**TASK TO CARRY OUT**
Take the line with "OCR this image." and every line after it, through the end of the listing, and give them again exactly, pictures excluded.

-- THE INPUT start --

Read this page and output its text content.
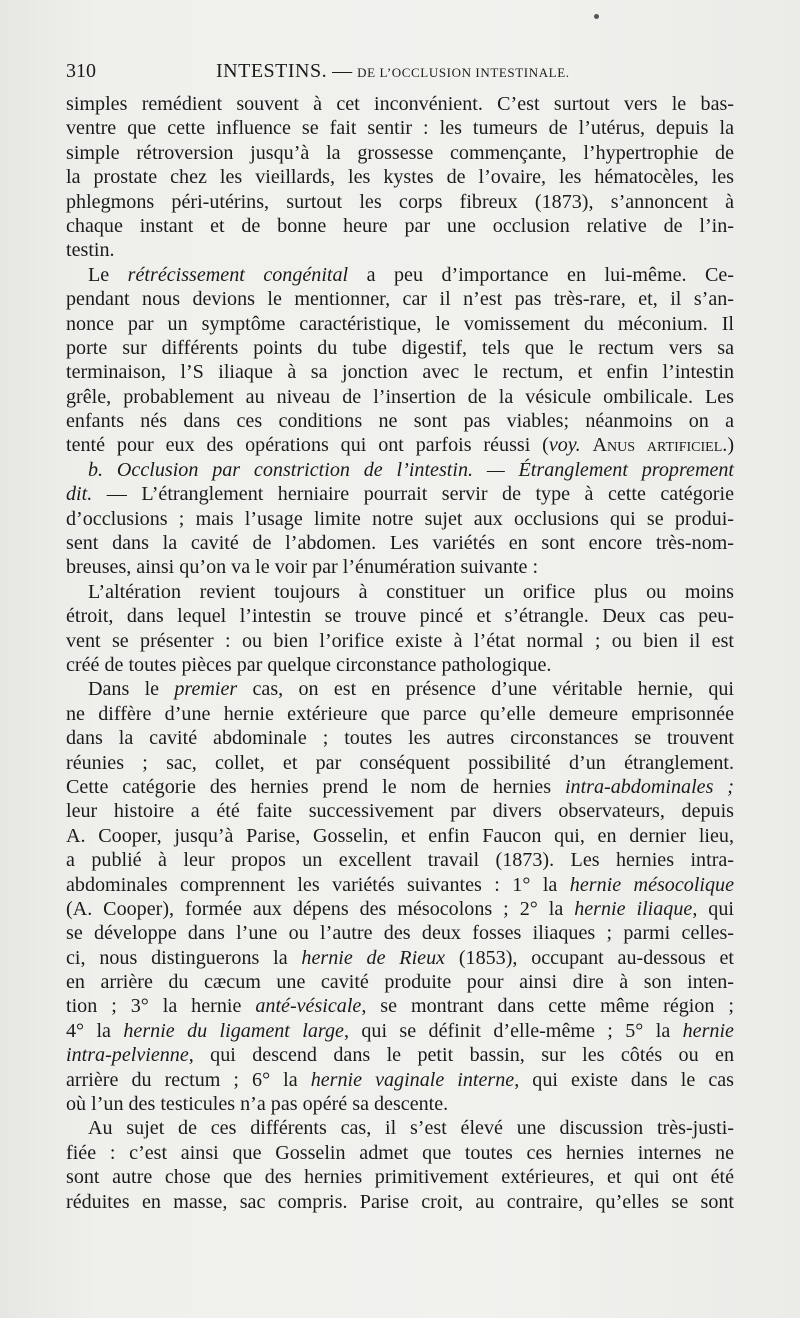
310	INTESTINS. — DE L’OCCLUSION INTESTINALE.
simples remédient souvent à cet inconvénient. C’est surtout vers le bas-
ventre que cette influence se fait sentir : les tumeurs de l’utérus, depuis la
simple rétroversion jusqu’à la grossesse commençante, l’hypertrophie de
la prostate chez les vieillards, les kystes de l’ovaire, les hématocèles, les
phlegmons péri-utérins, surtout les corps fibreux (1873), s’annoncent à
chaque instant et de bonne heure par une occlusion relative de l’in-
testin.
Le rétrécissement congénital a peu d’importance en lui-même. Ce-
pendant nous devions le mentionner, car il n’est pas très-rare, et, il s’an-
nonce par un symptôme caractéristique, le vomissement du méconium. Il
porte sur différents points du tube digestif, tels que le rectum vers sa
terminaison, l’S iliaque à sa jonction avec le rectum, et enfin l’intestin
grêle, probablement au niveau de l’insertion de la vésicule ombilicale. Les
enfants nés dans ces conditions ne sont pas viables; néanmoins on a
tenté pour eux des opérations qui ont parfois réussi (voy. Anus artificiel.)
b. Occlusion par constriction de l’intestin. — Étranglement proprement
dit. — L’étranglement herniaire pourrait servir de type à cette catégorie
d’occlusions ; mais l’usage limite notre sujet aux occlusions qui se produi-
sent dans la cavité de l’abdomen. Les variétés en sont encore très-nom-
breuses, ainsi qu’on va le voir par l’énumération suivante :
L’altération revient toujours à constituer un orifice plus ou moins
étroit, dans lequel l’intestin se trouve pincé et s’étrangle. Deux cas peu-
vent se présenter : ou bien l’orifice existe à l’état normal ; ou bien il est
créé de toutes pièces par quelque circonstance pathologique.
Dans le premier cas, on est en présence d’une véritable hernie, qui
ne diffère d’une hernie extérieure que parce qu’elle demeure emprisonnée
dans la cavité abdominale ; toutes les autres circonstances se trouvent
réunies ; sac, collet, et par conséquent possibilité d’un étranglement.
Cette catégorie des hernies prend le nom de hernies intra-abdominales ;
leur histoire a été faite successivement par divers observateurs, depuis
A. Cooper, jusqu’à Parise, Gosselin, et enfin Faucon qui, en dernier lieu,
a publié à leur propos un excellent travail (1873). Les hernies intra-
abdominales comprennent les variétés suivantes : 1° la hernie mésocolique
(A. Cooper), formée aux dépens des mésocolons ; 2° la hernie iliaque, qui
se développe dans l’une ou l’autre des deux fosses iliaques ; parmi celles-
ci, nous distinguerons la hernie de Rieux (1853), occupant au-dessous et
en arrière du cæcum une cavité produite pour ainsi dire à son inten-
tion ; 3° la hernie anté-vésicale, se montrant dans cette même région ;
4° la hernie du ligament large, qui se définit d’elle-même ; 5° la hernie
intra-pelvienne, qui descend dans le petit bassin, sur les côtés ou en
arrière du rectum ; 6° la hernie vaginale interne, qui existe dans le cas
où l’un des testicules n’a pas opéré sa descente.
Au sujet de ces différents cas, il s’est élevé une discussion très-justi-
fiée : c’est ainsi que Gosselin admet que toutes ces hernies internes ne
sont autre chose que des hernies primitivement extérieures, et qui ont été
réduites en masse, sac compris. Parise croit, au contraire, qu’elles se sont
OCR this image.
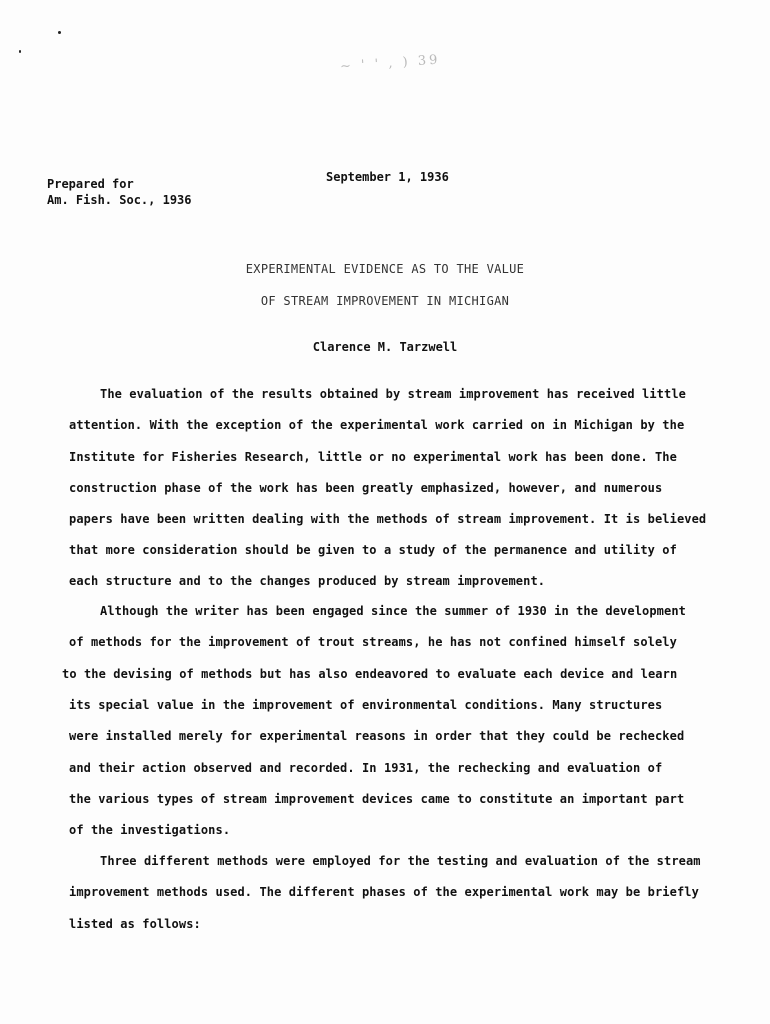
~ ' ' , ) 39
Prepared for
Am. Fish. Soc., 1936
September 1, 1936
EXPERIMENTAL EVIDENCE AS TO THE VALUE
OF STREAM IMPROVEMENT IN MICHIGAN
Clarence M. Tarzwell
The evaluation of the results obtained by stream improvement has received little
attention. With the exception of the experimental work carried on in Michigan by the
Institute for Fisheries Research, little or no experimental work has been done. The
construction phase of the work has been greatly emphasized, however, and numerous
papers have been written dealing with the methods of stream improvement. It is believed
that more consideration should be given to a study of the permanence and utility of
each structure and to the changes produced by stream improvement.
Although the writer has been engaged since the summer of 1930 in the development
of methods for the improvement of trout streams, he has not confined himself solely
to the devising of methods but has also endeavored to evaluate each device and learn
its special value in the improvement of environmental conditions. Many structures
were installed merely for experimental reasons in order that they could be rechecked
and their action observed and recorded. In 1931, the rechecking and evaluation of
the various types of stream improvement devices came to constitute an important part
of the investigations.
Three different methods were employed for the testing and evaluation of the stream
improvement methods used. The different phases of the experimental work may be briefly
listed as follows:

-- THE INPUT end --

**RESULT OF THE TASK**
OCR this image.
~ ' ' , ) 39
Prepared for
Am. Fish. Soc., 1936
September 1, 1936
EXPERIMENTAL EVIDENCE AS TO THE VALUE
OF STREAM IMPROVEMENT IN MICHIGAN
Clarence M. Tarzwell
The evaluation of the results obtained by stream improvement has received little
attention. With the exception of the experimental work carried on in Michigan by the
Institute for Fisheries Research, little or no experimental work has been done. The
construction phase of the work has been greatly emphasized, however, and numerous
papers have been written dealing with the methods of stream improvement. It is believed
that more consideration should be given to a study of the permanence and utility of
each structure and to the changes produced by stream improvement.
Although the writer has been engaged since the summer of 1930 in the development
of methods for the improvement of trout streams, he has not confined himself solely
to the devising of methods but has also endeavored to evaluate each device and learn
its special value in the improvement of environmental conditions. Many structures
were installed merely for experimental reasons in order that they could be rechecked
and their action observed and recorded. In 1931, the rechecking and evaluation of
the various types of stream improvement devices came to constitute an important part
of the investigations.
Three different methods were employed for the testing and evaluation of the stream
improvement methods used. The different phases of the experimental work may be briefly
listed as follows:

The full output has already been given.